**Your objective**
Word for word, transcribe every line from the one holding "What's the underlying" through the end of the records, but not the pictures.

>> begin

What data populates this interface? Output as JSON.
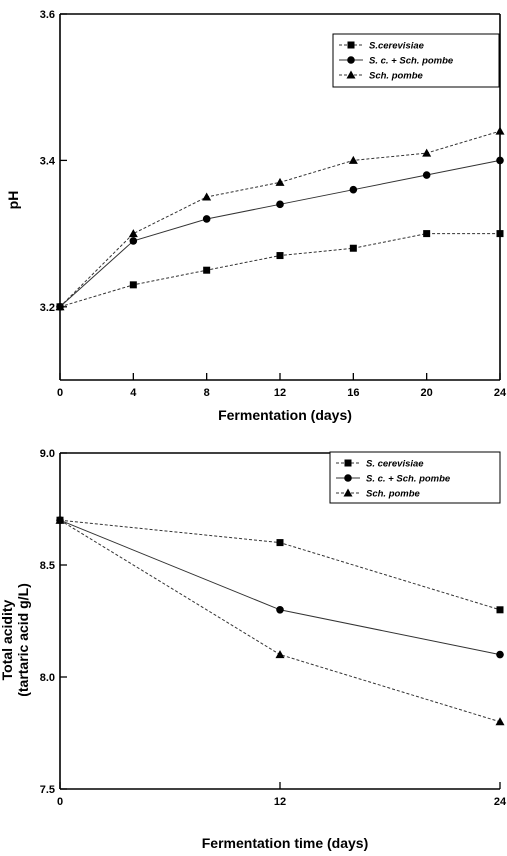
{
  "chart_data": [
    {
      "type": "line",
      "title": "",
      "xlabel": "Fermentation  (days)",
      "ylabel": "pH",
      "xlim": [
        0,
        24
      ],
      "ylim": [
        3.1,
        3.6
      ],
      "x_ticks": [
        "0",
        "4",
        "8",
        "12",
        "16",
        "20",
        "24"
      ],
      "y_ticks": [
        "3.2",
        "3.4",
        "3.6"
      ],
      "grid": false,
      "legend_position": "top-right",
      "x": [
        0,
        4,
        8,
        12,
        16,
        20,
        24
      ],
      "series": [
        {
          "name": "S.cerevisiae",
          "marker": "square",
          "values": [
            3.2,
            3.23,
            3.25,
            3.27,
            3.28,
            3.3,
            3.3
          ]
        },
        {
          "name": "S. c. + Sch. pombe",
          "marker": "circle",
          "values": [
            3.2,
            3.29,
            3.32,
            3.34,
            3.36,
            3.38,
            3.4
          ]
        },
        {
          "name": "Sch. pombe",
          "marker": "triangle",
          "values": [
            3.2,
            3.3,
            3.35,
            3.37,
            3.4,
            3.41,
            3.44
          ]
        }
      ]
    },
    {
      "type": "line",
      "title": "",
      "xlabel": "Fermentation time (days)",
      "ylabel_lines": [
        "Total acidity",
        "(tartaric acid g/L)"
      ],
      "xlim": [
        0,
        24
      ],
      "ylim": [
        7.5,
        9.0
      ],
      "x_ticks": [
        "0",
        "12",
        "24"
      ],
      "y_ticks": [
        "7.5",
        "8.0",
        "8.5",
        "9.0"
      ],
      "grid": false,
      "legend_position": "top-right",
      "x": [
        0,
        12,
        24
      ],
      "series": [
        {
          "name": "S. cerevisiae",
          "marker": "square",
          "values": [
            8.7,
            8.6,
            8.3
          ]
        },
        {
          "name": "S. c. + Sch. pombe",
          "marker": "circle",
          "values": [
            8.7,
            8.3,
            8.1
          ]
        },
        {
          "name": "Sch. pombe",
          "marker": "triangle",
          "values": [
            8.7,
            8.1,
            7.8
          ]
        }
      ]
    }
  ]
}
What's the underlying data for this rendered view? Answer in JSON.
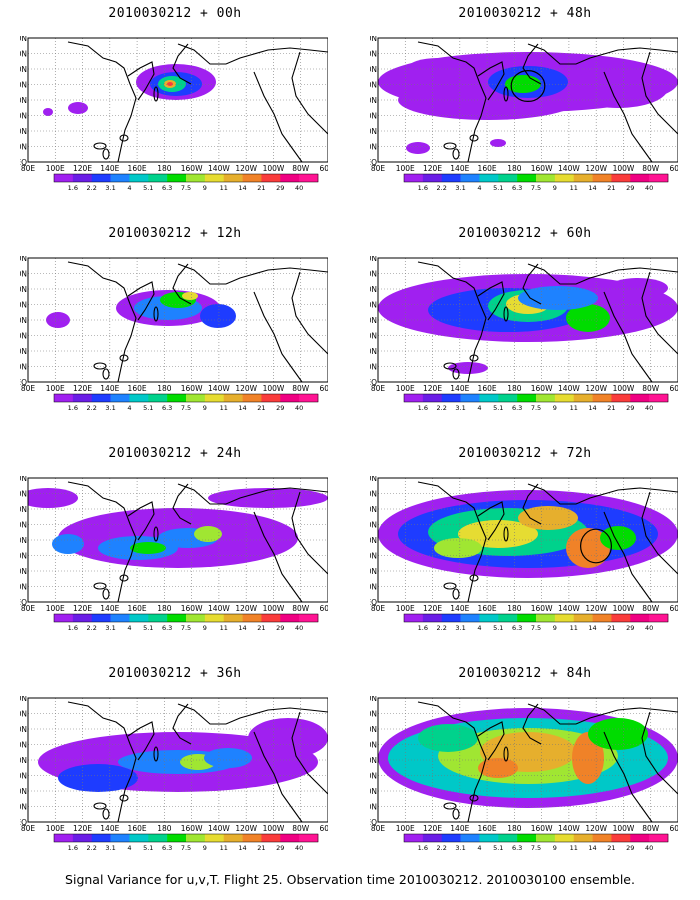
{
  "panels": [
    {
      "title": "2010030212 + 00h"
    },
    {
      "title": "2010030212 + 48h"
    },
    {
      "title": "2010030212 + 12h"
    },
    {
      "title": "2010030212 + 60h"
    },
    {
      "title": "2010030212 + 24h"
    },
    {
      "title": "2010030212 + 72h"
    },
    {
      "title": "2010030212 + 36h"
    },
    {
      "title": "2010030212 + 84h"
    }
  ],
  "lat_labels": [
    "80N",
    "70N",
    "60N",
    "50N",
    "40N",
    "30N",
    "20N",
    "10N",
    "EQ"
  ],
  "lon_labels": [
    "80E",
    "100E",
    "120E",
    "140E",
    "160E",
    "180",
    "160W",
    "140W",
    "120W",
    "100W",
    "80W",
    "60W"
  ],
  "legend_levels": [
    "1.6",
    "2.2",
    "3.1",
    "4",
    "5.1",
    "6.3",
    "7.5",
    "9",
    "11",
    "14",
    "21",
    "29",
    "40"
  ],
  "legend_colors": [
    "#a020f0",
    "#6b1ee6",
    "#1e3cff",
    "#1e82ff",
    "#00c8c8",
    "#00d28c",
    "#00dc00",
    "#a0e632",
    "#e6dc32",
    "#e6af2d",
    "#f08228",
    "#fa3c3c",
    "#f00082",
    "#ff1493"
  ],
  "footer": "Signal Variance for u,v,T. Flight 25. Observation time 2010030212. 2010030100 ensemble."
}
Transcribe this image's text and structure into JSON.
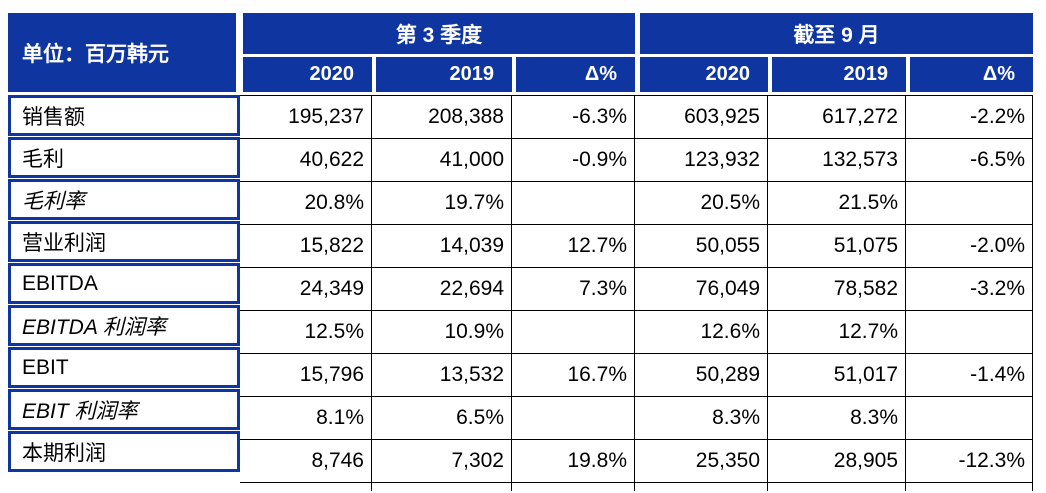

>> end

**Expected answer**
What's the underlying data for this rendered view? Answer in JSON.
{
  "panels": [
    {
      "title": "2010030212 + 00h"
    },
    {
      "title": "2010030212 + 48h"
    },
    {
      "title": "2010030212 + 12h"
    },
    {
      "title": "2010030212 + 60h"
    },
    {
      "title": "2010030212 + 24h"
    },
    {
      "title": "2010030212 + 72h"
    },
    {
      "title": "2010030212 + 36h"
    },
    {
      "title": "2010030212 + 84h"
    }
  ],
  "lat_labels": [
    "80N",
    "70N",
    "60N",
    "50N",
    "40N",
    "30N",
    "20N",
    "10N",
    "EQ"
  ],
  "lon_labels": [
    "80E",
    "100E",
    "120E",
    "140E",
    "160E",
    "180",
    "160W",
    "140W",
    "120W",
    "100W",
    "80W",
    "60W"
  ],
  "legend_levels": [
    "1.6",
    "2.2",
    "3.1",
    "4",
    "5.1",
    "6.3",
    "7.5",
    "9",
    "11",
    "14",
    "21",
    "29",
    "40"
  ],
  "legend_colors": [
    "#a020f0",
    "#6b1ee6",
    "#1e3cff",
    "#1e82ff",
    "#00c8c8",
    "#00d28c",
    "#00dc00",
    "#a0e632",
    "#e6dc32",
    "#e6af2d",
    "#f08228",
    "#fa3c3c",
    "#f00082",
    "#ff1493"
  ],
  "footer": "Signal Variance for u,v,T. Flight 25. Observation time 2010030212. 2010030100 ensemble."
}
Transcribe this image's text and structure into JSON.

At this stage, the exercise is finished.